- [Dataset content]:
+ + + +

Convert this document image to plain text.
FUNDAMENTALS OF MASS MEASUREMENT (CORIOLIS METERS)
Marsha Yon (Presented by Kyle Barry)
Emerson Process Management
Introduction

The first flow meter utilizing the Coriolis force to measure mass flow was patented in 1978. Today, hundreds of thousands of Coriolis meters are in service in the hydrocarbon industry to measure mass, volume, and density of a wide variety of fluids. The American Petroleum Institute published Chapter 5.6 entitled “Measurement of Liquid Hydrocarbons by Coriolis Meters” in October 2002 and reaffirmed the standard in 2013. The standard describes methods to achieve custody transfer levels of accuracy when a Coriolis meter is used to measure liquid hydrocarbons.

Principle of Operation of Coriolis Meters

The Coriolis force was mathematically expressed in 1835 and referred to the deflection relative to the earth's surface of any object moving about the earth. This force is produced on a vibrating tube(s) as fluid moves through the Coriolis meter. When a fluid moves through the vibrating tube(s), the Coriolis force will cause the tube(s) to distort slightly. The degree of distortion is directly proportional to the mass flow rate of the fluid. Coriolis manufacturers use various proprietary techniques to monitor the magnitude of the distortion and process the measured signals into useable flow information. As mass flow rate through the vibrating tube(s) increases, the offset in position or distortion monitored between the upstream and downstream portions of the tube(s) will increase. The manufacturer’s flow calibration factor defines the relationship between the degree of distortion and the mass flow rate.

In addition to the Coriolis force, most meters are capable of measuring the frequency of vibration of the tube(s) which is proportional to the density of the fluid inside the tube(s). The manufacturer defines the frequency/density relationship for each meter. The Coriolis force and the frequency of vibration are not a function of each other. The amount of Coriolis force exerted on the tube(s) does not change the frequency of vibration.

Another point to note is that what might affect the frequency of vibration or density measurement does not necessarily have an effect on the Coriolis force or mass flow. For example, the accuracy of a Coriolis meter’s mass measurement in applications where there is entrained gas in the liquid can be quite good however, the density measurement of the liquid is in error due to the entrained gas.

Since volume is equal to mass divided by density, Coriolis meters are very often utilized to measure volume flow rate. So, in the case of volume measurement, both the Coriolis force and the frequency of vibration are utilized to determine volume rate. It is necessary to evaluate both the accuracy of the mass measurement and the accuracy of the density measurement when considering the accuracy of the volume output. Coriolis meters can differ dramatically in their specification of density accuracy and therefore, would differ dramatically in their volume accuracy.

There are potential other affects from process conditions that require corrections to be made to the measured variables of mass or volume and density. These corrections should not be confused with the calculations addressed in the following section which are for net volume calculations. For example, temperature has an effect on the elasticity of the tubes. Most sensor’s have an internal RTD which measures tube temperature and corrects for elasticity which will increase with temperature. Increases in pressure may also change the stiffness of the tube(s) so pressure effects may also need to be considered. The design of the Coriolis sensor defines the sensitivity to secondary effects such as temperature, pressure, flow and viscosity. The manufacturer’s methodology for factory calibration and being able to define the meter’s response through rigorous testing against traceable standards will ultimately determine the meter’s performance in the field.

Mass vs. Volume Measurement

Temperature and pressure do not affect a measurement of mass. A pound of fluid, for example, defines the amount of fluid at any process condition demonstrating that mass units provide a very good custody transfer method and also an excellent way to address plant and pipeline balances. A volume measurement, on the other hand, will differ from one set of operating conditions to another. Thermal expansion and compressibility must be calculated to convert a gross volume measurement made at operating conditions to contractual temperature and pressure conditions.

+ + + +

- [Do this]: Scan the records for the string "differ". Copy each line in which it appears.

- [Full answer]:
Since volume is equal to mass divided by density, Coriolis meters are very often utilized to measure volume flow rate. So, in the case of volume measurement, both the Coriolis force and the frequency of vibration are utilized to determine volume rate. It is necessary to evaluate both the accuracy of the mass measurement and the accuracy of the density measurement when considering the accuracy of the volume output. Coriolis meters can differ dramatically in their specification of density accuracy and therefore, would differ dramatically in their volume accuracy.
Temperature and pressure do not affect a measurement of mass. A pound of fluid, for example, defines the amount of fluid at any process condition demonstrating that mass units provide a very good custody transfer method and also an excellent way to address plant and pipeline balances. A volume measurement, on the other hand, will differ from one set of operating conditions to another. Thermal expansion and compressibility must be calculated to convert a gross volume measurement made at operating conditions to contractual temperature and pressure conditions.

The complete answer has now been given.